Every entry must be repeated exactly. Exclude all pictures.

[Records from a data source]
——————————

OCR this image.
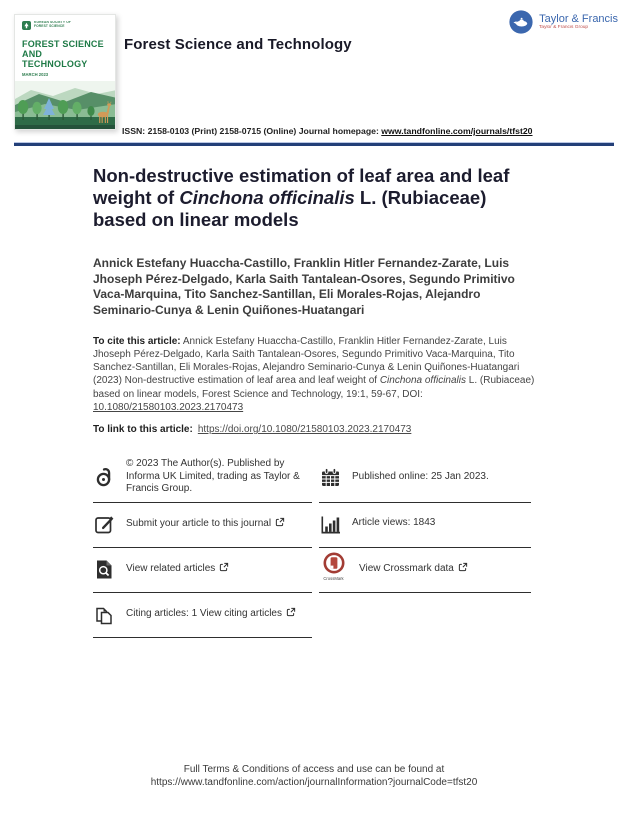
KOREAN SOCIETY OF FOREST SCIENCE
FOREST SCIENCE
AND TECHNOLOGY
MARCH 2023
Taylor & Francis
Taylor & Francis Group
Forest Science and Technology
ISSN: 2158-0103 (Print) 2158-0715 (Online) Journal homepage: www.tandfonline.com/journals/tfst20
Non-destructive estimation of leaf area and leaf weight of Cinchona officinalis L. (Rubiaceae) based on linear models

Annick Estefany Huaccha-Castillo, Franklin Hitler Fernandez-Zarate, Luis Jhoseph Pérez-Delgado, Karla Saith Tantalean-Osores, Segundo Primitivo Vaca-Marquina, Tito Sanchez-Santillan, Eli Morales-Rojas, Alejandro Seminario-Cunya & Lenin Quiñones-Huatangari

To cite this article: Annick Estefany Huaccha-Castillo, Franklin Hitler Fernandez-Zarate, Luis Jhoseph Pérez-Delgado, Karla Saith Tantalean-Osores, Segundo Primitivo Vaca-Marquina, Tito Sanchez-Santillan, Eli Morales-Rojas, Alejandro Seminario-Cunya & Lenin Quiñones-Huatangari (2023) Non-destructive estimation of leaf area and leaf weight of Cinchona officinalis L. (Rubiaceae) based on linear models, Forest Science and Technology, 19:1, 59-67, DOI: 10.1080/21580103.2023.2170473

To link to this article: https://doi.org/10.1080/21580103.2023.2170473

© 2023 The Author(s). Published by Informa UK Limited, trading as Taylor & Francis Group.
Published online: 25 Jan 2023.
Submit your article to this journal	Article views: 1843
View related articles
CrossMark
View Crossmark data
Citing articles: 1 View citing articles
Full Terms & Conditions of access and use can be found at
https://www.tandfonline.com/action/journalInformation?journalCode=tfst20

——————————

• _ANSWER TO THIS PROBLEM_:
OCR this image.
KOREAN SOCIETY OF FOREST SCIENCE
FOREST SCIENCE
AND TECHNOLOGY
MARCH 2023
Taylor & Francis
Taylor & Francis Group
Forest Science and Technology
ISSN: 2158-0103 (Print) 2158-0715 (Online) Journal homepage: www.tandfonline.com/journals/tfst20
Non-destructive estimation of leaf area and leaf weight of Cinchona officinalis L. (Rubiaceae) based on linear models

Annick Estefany Huaccha-Castillo, Franklin Hitler Fernandez-Zarate, Luis Jhoseph Pérez-Delgado, Karla Saith Tantalean-Osores, Segundo Primitivo Vaca-Marquina, Tito Sanchez-Santillan, Eli Morales-Rojas, Alejandro Seminario-Cunya & Lenin Quiñones-Huatangari

To cite this article: Annick Estefany Huaccha-Castillo, Franklin Hitler Fernandez-Zarate, Luis Jhoseph Pérez-Delgado, Karla Saith Tantalean-Osores, Segundo Primitivo Vaca-Marquina, Tito Sanchez-Santillan, Eli Morales-Rojas, Alejandro Seminario-Cunya & Lenin Quiñones-Huatangari (2023) Non-destructive estimation of leaf area and leaf weight of Cinchona officinalis L. (Rubiaceae) based on linear models, Forest Science and Technology, 19:1, 59-67, DOI: 10.1080/21580103.2023.2170473

To link to this article: https://doi.org/10.1080/21580103.2023.2170473

© 2023 The Author(s). Published by Informa UK Limited, trading as Taylor & Francis Group.
Published online: 25 Jan 2023.
Submit your article to this journal	Article views: 1843
View related articles
CrossMark
View Crossmark data
Citing articles: 1 View citing articles
Full Terms & Conditions of access and use can be found at
https://www.tandfonline.com/action/journalInformation?journalCode=tfst20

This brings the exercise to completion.